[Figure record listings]
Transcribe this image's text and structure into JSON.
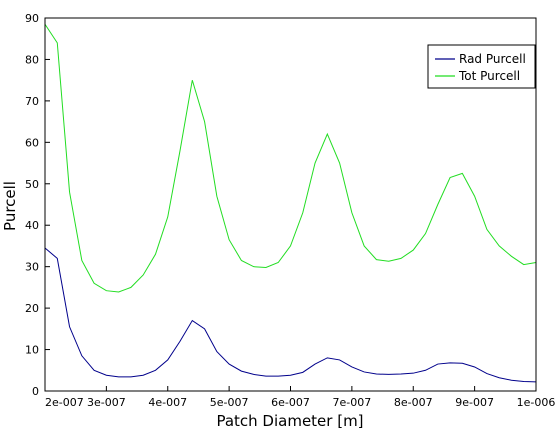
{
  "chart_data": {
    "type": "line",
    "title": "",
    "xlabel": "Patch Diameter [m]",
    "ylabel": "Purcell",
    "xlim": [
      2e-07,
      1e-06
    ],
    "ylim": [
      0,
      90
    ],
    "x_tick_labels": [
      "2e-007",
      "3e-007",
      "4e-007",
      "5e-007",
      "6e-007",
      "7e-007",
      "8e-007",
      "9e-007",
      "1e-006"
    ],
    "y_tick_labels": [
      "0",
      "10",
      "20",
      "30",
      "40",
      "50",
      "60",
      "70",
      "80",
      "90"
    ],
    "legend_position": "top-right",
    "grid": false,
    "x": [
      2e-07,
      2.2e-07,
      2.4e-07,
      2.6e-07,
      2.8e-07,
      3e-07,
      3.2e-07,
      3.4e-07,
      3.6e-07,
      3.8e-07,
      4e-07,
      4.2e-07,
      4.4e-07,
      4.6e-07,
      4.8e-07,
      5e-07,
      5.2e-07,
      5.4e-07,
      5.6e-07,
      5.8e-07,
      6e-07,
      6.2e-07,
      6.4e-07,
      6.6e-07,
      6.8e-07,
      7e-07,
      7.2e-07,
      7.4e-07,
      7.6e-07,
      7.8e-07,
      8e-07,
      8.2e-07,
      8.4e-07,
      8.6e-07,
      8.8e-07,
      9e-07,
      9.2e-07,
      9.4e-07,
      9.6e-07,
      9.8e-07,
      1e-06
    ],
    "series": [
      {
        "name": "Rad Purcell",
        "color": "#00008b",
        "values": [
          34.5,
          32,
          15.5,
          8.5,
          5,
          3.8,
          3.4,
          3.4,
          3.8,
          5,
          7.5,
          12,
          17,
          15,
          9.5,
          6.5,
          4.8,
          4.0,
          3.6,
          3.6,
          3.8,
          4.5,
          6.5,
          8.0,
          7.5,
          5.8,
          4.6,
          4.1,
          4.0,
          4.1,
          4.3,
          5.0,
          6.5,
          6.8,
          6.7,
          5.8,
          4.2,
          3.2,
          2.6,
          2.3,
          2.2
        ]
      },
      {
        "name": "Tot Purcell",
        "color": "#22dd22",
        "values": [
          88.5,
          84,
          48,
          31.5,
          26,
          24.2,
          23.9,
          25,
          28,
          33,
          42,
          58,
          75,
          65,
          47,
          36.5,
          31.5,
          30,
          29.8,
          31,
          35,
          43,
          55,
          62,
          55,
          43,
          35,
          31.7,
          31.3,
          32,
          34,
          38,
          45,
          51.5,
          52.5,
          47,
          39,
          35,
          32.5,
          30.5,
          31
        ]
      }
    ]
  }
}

- _Work to be completed_
Return each line in the records that holds the string "Purcell".

- _Output for this task_
    "ylabel": "Purcell",
        "name": "Rad Purcell",
        "name": "Tot Purcell",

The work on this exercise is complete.